# Records for the exercise start

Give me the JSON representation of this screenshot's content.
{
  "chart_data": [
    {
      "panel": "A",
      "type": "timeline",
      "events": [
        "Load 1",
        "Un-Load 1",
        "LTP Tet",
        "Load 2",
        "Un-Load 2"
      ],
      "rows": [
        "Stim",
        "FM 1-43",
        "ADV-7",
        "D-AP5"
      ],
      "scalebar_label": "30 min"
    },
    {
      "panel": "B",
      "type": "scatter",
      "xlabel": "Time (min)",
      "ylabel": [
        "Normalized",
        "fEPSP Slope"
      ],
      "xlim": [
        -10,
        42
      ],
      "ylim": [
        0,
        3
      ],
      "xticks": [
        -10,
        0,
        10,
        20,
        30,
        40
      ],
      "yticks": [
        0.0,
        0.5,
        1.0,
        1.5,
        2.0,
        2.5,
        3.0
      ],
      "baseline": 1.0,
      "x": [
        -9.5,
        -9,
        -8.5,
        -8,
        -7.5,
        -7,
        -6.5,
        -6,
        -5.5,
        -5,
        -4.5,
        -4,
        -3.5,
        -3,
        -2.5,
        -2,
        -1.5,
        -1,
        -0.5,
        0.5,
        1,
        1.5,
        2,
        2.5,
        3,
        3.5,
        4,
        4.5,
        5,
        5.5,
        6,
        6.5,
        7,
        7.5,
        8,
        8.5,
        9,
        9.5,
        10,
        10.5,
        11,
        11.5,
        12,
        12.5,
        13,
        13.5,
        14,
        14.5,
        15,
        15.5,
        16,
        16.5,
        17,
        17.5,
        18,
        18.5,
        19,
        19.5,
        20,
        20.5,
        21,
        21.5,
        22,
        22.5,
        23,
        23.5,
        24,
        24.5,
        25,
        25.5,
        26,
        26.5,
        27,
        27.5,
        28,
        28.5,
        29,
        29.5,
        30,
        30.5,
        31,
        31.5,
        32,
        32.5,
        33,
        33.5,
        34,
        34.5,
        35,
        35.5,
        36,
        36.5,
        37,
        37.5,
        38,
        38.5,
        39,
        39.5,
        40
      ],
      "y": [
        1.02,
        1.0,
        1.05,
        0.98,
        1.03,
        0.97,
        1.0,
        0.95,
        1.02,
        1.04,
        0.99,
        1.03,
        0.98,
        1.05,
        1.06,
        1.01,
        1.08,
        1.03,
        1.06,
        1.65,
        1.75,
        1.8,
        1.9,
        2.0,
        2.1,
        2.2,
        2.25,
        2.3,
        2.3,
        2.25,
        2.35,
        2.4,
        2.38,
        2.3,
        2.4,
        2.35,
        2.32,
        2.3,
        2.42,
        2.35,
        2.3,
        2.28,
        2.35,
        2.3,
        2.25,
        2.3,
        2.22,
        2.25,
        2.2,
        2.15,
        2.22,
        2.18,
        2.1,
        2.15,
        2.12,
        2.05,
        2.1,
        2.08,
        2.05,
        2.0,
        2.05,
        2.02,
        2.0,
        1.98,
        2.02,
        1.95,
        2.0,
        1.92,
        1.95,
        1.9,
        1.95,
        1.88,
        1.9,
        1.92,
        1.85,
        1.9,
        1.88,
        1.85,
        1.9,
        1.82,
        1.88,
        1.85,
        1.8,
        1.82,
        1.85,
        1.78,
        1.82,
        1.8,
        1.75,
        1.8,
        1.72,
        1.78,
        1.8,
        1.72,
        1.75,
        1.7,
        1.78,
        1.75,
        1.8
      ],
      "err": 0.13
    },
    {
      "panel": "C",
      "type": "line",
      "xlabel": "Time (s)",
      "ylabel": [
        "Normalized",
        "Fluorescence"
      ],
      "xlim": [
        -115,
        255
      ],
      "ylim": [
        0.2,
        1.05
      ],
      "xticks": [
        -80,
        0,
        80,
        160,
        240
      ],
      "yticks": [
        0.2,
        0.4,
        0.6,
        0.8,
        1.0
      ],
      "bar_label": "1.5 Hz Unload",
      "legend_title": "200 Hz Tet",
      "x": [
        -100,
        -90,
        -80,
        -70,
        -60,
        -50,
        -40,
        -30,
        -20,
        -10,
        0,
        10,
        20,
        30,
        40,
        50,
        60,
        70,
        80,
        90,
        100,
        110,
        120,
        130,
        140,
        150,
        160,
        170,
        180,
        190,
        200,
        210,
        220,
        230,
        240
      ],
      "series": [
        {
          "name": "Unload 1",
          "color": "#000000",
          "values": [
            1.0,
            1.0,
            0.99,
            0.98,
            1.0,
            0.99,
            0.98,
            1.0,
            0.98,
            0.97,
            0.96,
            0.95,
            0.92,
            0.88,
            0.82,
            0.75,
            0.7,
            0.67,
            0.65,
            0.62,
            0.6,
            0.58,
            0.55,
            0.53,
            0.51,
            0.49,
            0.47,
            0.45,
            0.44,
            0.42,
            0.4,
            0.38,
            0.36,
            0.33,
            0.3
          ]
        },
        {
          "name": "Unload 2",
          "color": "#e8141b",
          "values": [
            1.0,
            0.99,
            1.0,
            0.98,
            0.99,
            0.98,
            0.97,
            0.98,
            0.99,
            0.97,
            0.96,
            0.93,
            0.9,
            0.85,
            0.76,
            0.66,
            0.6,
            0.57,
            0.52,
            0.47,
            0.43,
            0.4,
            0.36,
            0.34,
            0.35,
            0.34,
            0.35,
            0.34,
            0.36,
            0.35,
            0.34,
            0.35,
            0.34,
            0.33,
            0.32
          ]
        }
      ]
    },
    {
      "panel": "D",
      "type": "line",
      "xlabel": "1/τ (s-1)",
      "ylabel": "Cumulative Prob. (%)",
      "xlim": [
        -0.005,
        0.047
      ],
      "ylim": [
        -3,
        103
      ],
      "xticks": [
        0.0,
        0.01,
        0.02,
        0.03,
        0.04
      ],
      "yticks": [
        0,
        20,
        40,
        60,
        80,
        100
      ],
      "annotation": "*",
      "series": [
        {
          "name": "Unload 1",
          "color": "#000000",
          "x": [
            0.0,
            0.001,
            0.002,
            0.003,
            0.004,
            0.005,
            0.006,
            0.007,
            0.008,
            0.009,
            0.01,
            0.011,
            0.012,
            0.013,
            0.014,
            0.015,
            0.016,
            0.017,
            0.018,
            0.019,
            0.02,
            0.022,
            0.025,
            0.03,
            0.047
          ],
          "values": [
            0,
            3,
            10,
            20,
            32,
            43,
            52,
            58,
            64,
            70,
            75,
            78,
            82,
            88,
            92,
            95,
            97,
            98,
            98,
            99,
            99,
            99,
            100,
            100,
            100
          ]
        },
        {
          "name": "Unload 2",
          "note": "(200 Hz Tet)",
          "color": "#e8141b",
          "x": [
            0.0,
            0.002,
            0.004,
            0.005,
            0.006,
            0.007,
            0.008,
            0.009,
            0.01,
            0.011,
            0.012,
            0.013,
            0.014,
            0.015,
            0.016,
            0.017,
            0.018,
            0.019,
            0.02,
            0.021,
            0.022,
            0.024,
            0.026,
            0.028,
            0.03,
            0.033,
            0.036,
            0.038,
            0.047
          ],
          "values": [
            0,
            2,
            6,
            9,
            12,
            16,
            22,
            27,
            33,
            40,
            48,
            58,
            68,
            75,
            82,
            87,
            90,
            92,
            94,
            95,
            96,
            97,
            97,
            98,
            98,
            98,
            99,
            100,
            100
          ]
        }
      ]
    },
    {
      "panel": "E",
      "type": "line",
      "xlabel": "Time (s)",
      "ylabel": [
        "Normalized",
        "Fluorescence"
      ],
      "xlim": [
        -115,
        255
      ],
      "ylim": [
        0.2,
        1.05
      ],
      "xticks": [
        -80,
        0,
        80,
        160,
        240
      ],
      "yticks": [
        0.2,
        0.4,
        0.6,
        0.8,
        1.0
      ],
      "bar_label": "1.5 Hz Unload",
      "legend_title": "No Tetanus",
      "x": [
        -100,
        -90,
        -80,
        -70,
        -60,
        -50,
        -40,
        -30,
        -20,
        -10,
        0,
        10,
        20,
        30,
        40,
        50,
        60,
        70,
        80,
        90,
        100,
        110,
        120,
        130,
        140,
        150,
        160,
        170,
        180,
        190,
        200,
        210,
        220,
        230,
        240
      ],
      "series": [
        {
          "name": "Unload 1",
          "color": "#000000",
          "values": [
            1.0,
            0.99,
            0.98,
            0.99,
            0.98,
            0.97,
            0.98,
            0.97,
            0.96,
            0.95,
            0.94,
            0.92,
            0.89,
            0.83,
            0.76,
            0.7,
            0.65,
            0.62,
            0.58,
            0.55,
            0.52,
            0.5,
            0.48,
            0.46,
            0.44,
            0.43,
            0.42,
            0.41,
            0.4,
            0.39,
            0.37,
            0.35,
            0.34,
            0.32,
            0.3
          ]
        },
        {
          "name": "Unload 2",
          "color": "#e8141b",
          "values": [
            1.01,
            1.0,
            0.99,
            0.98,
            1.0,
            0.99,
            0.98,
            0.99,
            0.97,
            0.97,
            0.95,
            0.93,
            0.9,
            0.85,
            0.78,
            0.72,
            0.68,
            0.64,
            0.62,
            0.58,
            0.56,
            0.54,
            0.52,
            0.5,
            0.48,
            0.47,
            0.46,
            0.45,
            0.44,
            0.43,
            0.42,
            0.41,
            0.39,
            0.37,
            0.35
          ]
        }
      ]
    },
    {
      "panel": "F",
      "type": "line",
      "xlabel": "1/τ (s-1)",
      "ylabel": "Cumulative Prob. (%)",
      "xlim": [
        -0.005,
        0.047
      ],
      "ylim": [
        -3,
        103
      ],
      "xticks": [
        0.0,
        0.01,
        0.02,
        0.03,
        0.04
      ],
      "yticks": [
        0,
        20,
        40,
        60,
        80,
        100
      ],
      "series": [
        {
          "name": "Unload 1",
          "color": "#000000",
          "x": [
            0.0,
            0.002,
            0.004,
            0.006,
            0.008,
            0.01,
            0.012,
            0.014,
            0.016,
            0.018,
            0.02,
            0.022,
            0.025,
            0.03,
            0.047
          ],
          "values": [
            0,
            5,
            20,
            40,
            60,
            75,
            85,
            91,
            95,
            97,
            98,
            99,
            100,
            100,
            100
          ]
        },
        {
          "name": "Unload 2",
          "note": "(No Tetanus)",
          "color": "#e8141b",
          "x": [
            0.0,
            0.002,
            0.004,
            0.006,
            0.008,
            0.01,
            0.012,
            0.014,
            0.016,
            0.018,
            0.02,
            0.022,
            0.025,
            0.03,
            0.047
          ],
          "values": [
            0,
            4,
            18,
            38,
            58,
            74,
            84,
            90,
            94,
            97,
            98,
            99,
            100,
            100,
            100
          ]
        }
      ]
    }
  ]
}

# Records for the exercise end

The exercise:
Show every line in the entries where the string "Tetanus" occurs.

Exercise result:
      "legend_title": "No Tetanus",
          "note": "(No Tetanus)",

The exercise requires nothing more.